= Exercise aim =
Write out every line below that includes the word "Average".

○ ○ ○ ○ ○ ○ ○

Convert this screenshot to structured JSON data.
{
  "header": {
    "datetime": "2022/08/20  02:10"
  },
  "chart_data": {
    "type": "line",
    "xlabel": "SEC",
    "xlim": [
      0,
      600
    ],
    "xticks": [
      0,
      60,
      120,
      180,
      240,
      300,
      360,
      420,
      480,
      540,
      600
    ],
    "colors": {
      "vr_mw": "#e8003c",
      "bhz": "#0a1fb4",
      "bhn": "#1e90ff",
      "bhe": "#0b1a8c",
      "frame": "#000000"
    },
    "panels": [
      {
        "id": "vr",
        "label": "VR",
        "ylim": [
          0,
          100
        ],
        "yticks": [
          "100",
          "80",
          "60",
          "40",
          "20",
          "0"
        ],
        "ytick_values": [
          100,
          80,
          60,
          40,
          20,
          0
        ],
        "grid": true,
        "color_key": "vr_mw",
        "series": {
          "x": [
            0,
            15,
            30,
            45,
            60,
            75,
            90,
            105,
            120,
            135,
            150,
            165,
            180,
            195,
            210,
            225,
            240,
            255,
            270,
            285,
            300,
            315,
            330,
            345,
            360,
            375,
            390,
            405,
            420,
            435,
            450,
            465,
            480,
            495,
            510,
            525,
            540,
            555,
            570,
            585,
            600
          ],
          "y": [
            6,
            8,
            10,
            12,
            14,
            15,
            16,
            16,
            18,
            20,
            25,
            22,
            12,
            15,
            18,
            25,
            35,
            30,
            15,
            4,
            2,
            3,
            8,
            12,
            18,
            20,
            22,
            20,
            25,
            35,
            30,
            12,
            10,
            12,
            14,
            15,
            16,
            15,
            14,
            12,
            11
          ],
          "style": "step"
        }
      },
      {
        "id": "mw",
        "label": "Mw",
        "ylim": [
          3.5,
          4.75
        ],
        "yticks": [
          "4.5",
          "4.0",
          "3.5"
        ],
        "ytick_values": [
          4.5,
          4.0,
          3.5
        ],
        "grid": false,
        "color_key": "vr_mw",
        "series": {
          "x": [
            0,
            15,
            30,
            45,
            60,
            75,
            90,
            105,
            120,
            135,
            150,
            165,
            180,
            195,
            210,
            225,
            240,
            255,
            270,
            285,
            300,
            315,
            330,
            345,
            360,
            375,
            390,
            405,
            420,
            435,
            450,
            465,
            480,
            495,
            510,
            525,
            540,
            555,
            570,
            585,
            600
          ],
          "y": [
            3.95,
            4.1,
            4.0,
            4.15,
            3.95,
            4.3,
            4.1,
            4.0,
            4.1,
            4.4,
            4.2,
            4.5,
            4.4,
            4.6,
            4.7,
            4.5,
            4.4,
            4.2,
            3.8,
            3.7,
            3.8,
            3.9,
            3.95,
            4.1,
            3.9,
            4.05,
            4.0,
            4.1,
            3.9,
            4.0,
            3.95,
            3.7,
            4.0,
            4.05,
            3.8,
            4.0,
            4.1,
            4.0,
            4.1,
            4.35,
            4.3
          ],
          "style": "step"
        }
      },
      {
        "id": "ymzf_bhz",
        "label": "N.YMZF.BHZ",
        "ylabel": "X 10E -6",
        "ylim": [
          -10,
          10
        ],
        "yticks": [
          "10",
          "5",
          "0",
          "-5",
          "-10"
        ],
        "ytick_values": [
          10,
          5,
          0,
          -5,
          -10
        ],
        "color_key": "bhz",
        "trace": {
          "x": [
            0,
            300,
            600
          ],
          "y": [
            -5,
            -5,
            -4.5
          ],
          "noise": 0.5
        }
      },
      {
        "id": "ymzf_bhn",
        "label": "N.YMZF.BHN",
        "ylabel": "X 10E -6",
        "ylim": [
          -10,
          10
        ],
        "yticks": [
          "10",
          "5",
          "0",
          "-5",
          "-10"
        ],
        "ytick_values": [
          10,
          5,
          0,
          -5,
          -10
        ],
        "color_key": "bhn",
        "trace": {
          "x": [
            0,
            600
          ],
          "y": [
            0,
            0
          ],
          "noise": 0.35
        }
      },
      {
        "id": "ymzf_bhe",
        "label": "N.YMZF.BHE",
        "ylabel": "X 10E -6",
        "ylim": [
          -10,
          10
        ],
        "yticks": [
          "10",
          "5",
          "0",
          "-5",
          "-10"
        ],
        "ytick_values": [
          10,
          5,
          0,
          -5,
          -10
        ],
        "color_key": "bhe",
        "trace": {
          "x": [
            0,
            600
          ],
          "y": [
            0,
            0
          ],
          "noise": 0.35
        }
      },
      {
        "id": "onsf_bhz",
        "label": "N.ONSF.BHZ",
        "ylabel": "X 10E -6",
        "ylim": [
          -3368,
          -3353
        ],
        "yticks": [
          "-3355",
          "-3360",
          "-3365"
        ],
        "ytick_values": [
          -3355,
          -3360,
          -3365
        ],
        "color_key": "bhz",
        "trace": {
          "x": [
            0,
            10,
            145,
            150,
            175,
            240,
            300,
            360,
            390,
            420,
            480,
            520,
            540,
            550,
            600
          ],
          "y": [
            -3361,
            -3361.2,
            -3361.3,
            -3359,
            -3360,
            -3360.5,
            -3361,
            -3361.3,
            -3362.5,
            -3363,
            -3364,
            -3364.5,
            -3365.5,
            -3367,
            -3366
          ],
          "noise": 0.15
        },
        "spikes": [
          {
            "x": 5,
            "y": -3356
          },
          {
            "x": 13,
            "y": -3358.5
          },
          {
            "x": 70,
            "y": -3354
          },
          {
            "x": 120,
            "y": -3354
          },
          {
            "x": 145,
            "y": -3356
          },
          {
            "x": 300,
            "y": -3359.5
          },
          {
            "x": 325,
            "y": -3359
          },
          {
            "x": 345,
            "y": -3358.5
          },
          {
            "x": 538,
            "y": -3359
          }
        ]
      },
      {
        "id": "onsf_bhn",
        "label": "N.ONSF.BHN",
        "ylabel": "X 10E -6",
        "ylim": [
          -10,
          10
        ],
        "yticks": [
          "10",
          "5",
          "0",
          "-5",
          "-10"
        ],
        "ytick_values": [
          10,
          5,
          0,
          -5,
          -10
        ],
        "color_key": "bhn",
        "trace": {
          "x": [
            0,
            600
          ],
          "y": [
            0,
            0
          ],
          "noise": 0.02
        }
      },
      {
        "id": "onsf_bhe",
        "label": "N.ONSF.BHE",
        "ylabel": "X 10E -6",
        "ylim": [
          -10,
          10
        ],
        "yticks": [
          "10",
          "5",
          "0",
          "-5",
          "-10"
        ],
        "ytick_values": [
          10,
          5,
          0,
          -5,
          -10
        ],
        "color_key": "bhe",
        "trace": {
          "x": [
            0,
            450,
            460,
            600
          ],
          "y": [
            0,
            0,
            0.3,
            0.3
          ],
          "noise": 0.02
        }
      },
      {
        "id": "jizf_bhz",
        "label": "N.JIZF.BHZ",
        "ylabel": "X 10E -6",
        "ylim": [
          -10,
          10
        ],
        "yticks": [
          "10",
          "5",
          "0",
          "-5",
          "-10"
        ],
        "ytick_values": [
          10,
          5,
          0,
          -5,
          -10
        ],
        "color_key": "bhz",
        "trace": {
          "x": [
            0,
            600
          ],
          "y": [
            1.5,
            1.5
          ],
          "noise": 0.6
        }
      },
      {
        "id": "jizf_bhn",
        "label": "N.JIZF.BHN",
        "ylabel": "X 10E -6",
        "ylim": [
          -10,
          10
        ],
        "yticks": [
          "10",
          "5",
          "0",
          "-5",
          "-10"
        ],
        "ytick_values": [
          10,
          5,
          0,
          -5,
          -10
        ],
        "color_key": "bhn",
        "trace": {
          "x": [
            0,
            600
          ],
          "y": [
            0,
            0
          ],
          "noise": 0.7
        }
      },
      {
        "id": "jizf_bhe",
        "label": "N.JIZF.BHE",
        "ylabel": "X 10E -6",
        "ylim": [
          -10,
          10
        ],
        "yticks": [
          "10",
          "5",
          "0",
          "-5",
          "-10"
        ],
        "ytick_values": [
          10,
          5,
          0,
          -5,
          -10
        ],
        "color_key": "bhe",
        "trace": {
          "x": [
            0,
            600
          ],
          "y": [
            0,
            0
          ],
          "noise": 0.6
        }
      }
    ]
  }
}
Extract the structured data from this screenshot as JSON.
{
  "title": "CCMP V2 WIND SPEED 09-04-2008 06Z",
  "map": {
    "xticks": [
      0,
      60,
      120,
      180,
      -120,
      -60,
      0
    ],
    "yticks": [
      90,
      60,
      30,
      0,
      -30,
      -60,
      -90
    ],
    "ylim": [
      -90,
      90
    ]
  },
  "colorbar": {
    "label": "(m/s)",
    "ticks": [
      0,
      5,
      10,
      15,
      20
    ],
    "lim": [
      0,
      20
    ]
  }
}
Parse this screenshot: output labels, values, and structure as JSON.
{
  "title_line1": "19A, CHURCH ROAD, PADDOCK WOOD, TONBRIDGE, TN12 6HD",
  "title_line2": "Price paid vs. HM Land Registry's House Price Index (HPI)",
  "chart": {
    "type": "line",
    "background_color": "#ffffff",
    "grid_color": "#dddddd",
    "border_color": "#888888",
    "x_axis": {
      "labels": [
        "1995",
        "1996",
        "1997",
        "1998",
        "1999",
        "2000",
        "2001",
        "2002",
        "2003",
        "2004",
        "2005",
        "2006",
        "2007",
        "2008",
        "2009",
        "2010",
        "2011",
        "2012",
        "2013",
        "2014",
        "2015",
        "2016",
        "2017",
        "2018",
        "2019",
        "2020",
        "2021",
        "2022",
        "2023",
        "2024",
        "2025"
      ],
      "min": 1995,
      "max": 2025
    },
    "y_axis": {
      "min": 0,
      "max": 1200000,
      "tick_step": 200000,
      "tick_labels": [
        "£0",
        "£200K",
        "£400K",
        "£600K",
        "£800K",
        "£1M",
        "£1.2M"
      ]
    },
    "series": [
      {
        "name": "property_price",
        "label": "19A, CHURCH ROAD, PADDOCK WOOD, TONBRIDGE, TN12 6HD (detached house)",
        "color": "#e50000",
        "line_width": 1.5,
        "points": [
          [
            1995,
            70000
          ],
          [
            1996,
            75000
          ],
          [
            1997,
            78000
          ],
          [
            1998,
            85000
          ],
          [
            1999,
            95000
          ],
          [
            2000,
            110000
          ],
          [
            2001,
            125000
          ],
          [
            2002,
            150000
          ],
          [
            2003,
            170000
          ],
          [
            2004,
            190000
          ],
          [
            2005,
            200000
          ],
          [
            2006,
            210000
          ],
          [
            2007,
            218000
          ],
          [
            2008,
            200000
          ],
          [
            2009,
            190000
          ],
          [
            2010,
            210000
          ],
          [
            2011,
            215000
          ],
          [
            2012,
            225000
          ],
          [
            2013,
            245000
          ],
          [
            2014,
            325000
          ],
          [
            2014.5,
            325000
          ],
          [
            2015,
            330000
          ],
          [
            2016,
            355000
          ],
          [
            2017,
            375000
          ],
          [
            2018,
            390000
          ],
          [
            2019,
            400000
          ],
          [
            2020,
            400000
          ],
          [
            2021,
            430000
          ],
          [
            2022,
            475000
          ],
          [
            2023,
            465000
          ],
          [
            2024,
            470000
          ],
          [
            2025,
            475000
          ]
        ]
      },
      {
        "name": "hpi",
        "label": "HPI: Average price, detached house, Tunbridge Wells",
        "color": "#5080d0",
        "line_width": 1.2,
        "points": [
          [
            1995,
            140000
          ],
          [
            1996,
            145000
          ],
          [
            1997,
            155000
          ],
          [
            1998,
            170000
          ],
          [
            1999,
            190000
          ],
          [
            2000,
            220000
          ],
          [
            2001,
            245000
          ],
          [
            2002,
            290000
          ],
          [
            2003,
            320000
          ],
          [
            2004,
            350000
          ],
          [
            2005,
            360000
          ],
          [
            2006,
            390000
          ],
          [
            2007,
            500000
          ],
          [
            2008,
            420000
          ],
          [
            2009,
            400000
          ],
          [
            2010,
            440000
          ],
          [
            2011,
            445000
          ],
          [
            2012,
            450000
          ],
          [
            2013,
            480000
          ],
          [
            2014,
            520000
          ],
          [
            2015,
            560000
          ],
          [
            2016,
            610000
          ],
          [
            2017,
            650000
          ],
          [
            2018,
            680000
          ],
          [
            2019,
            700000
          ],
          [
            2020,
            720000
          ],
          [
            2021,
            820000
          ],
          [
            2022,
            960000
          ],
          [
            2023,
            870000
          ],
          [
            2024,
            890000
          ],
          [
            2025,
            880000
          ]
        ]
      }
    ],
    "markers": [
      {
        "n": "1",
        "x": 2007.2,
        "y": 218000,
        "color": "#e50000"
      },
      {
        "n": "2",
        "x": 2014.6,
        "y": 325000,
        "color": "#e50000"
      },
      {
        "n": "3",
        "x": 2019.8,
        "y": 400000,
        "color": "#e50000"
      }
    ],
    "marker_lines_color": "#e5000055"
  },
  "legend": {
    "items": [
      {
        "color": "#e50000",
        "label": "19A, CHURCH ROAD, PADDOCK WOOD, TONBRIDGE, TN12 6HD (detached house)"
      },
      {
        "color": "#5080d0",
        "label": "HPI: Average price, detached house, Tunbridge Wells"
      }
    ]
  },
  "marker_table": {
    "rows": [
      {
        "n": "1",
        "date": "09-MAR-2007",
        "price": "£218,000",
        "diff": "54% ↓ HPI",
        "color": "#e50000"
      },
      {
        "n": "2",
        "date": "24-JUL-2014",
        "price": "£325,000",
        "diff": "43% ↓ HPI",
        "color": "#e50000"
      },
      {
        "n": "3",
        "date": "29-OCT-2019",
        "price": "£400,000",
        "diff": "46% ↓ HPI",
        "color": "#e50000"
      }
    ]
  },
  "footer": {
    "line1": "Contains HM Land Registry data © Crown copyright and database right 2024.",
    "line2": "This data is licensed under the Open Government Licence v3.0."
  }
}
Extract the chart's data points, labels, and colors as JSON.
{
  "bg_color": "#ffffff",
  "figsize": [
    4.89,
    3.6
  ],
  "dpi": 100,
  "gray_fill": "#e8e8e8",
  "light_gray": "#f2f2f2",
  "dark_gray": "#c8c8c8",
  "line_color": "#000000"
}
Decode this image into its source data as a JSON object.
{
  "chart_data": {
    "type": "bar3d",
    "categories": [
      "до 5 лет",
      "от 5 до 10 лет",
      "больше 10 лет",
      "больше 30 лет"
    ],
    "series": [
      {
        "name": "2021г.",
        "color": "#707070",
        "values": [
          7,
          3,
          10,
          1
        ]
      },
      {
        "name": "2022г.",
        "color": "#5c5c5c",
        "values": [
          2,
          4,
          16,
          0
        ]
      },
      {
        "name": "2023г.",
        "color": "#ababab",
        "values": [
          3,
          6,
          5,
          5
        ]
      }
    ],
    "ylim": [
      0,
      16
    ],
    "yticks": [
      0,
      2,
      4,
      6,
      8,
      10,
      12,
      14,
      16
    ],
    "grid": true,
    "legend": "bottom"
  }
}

○ ○ ○ ○ ○ ○ ○

= Answer for this exercise =
        "label": "HPI: Average price, detached house, Tunbridge Wells",
        "label": "HPI: Average price, detached house, Tunbridge Wells"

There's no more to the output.